(Stored data)
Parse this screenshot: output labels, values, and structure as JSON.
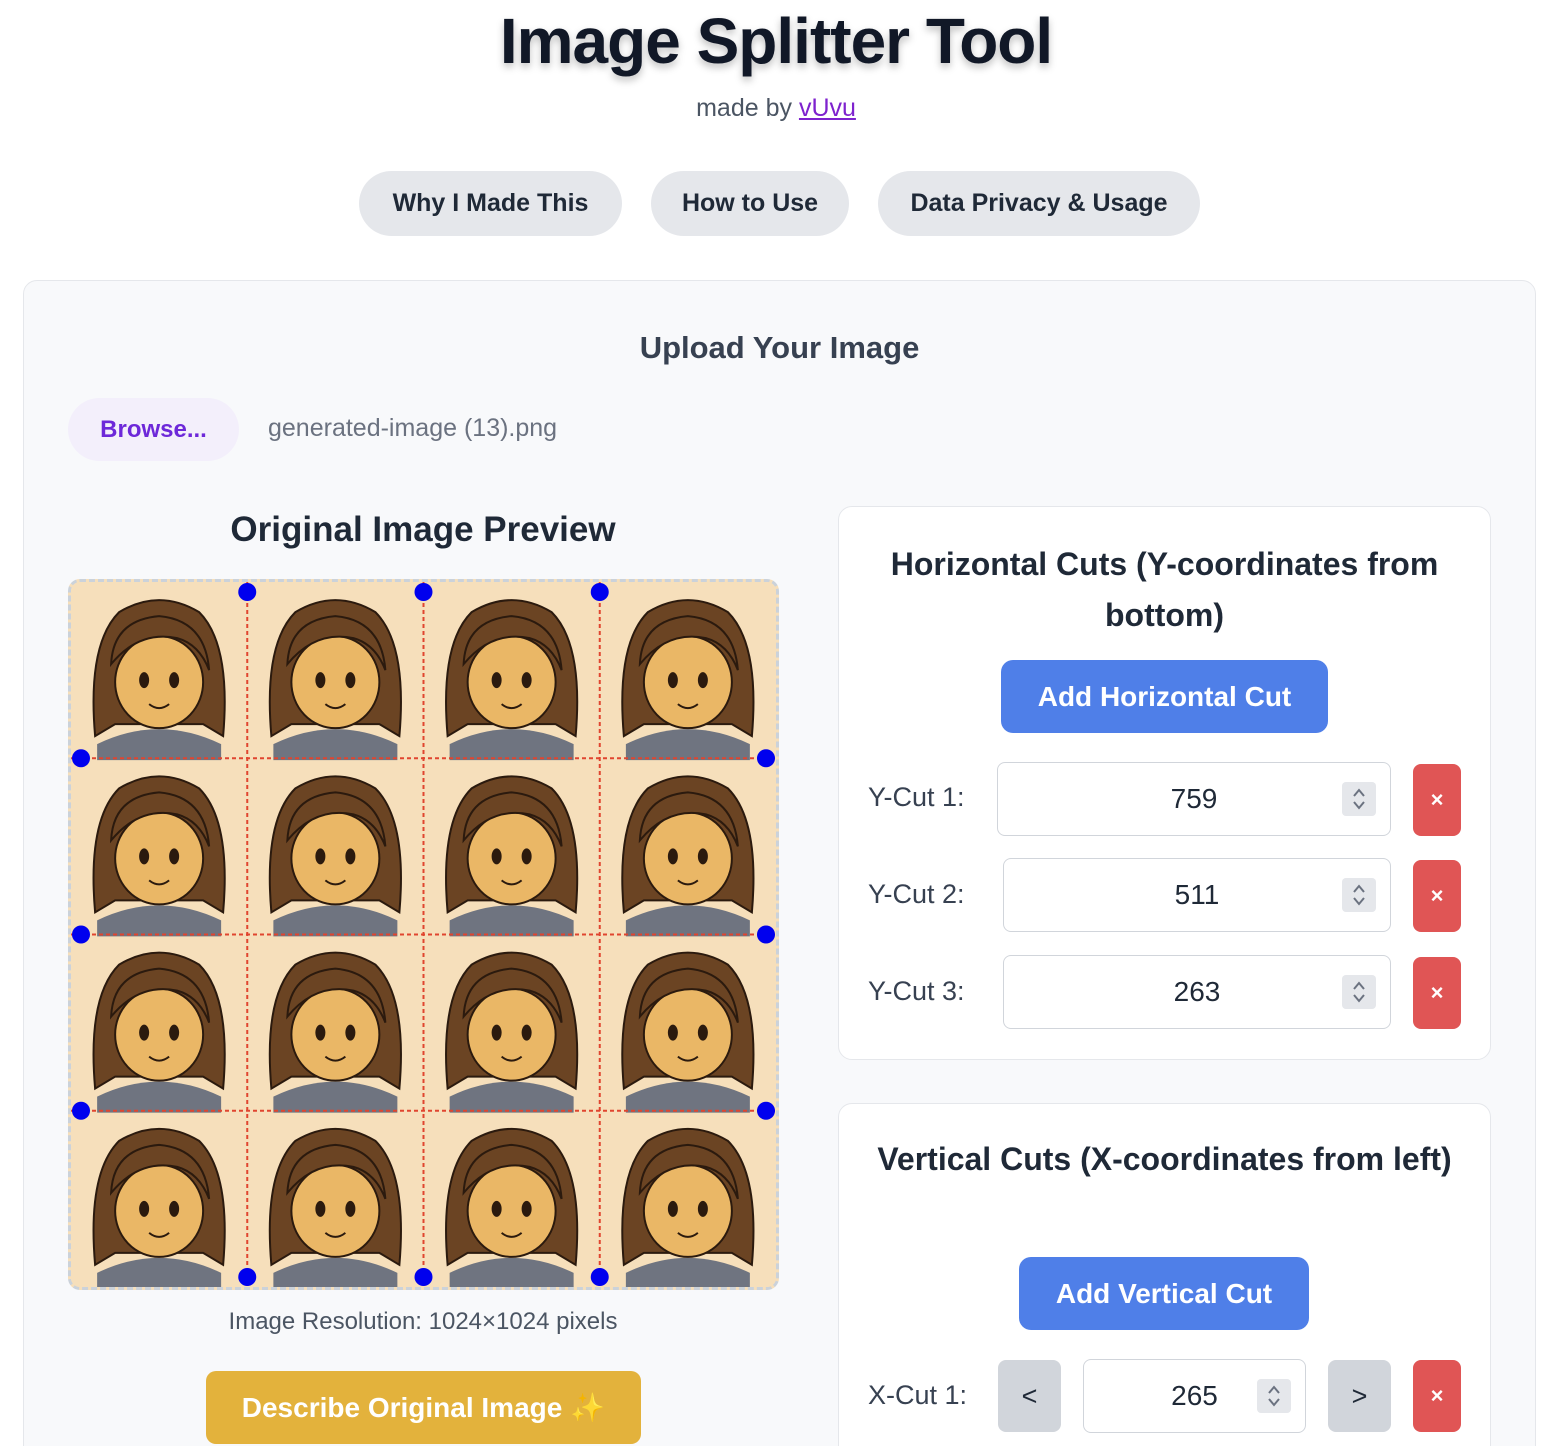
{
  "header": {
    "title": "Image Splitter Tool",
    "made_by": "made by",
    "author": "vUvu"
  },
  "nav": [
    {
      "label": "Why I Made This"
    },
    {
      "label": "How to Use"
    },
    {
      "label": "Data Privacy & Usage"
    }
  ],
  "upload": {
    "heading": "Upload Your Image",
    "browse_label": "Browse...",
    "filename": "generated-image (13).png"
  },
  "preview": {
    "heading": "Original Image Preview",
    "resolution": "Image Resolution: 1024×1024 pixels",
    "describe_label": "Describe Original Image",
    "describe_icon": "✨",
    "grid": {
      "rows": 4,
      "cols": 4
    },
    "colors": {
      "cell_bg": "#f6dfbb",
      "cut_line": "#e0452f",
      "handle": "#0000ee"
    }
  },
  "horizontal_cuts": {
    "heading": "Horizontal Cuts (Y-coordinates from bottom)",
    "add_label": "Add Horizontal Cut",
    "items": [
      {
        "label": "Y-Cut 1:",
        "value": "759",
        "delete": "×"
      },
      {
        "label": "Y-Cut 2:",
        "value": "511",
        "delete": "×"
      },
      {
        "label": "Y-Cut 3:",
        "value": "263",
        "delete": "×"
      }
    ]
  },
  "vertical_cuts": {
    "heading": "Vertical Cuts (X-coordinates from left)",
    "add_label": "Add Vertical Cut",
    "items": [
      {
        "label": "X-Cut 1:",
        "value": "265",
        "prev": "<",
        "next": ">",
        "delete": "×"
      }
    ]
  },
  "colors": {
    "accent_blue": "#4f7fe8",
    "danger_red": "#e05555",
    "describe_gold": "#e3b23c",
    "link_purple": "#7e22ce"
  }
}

- [YOUR GOAL]:
Repeat each entry exactly as it appears; skip any picture.

- [SOLUTION TO THIS EXERCISE]:
Parse this screenshot: output labels, values, and structure as JSON.
{
  "header": {
    "title": "Image Splitter Tool",
    "made_by": "made by",
    "author": "vUvu"
  },
  "nav": [
    {
      "label": "Why I Made This"
    },
    {
      "label": "How to Use"
    },
    {
      "label": "Data Privacy & Usage"
    }
  ],
  "upload": {
    "heading": "Upload Your Image",
    "browse_label": "Browse...",
    "filename": "generated-image (13).png"
  },
  "preview": {
    "heading": "Original Image Preview",
    "resolution": "Image Resolution: 1024×1024 pixels",
    "describe_label": "Describe Original Image",
    "describe_icon": "✨",
    "grid": {
      "rows": 4,
      "cols": 4
    },
    "colors": {
      "cell_bg": "#f6dfbb",
      "cut_line": "#e0452f",
      "handle": "#0000ee"
    }
  },
  "horizontal_cuts": {
    "heading": "Horizontal Cuts (Y-coordinates from bottom)",
    "add_label": "Add Horizontal Cut",
    "items": [
      {
        "label": "Y-Cut 1:",
        "value": "759",
        "delete": "×"
      },
      {
        "label": "Y-Cut 2:",
        "value": "511",
        "delete": "×"
      },
      {
        "label": "Y-Cut 3:",
        "value": "263",
        "delete": "×"
      }
    ]
  },
  "vertical_cuts": {
    "heading": "Vertical Cuts (X-coordinates from left)",
    "add_label": "Add Vertical Cut",
    "items": [
      {
        "label": "X-Cut 1:",
        "value": "265",
        "prev": "<",
        "next": ">",
        "delete": "×"
      }
    ]
  },
  "colors": {
    "accent_blue": "#4f7fe8",
    "danger_red": "#e05555",
    "describe_gold": "#e3b23c",
    "link_purple": "#7e22ce"
  }
}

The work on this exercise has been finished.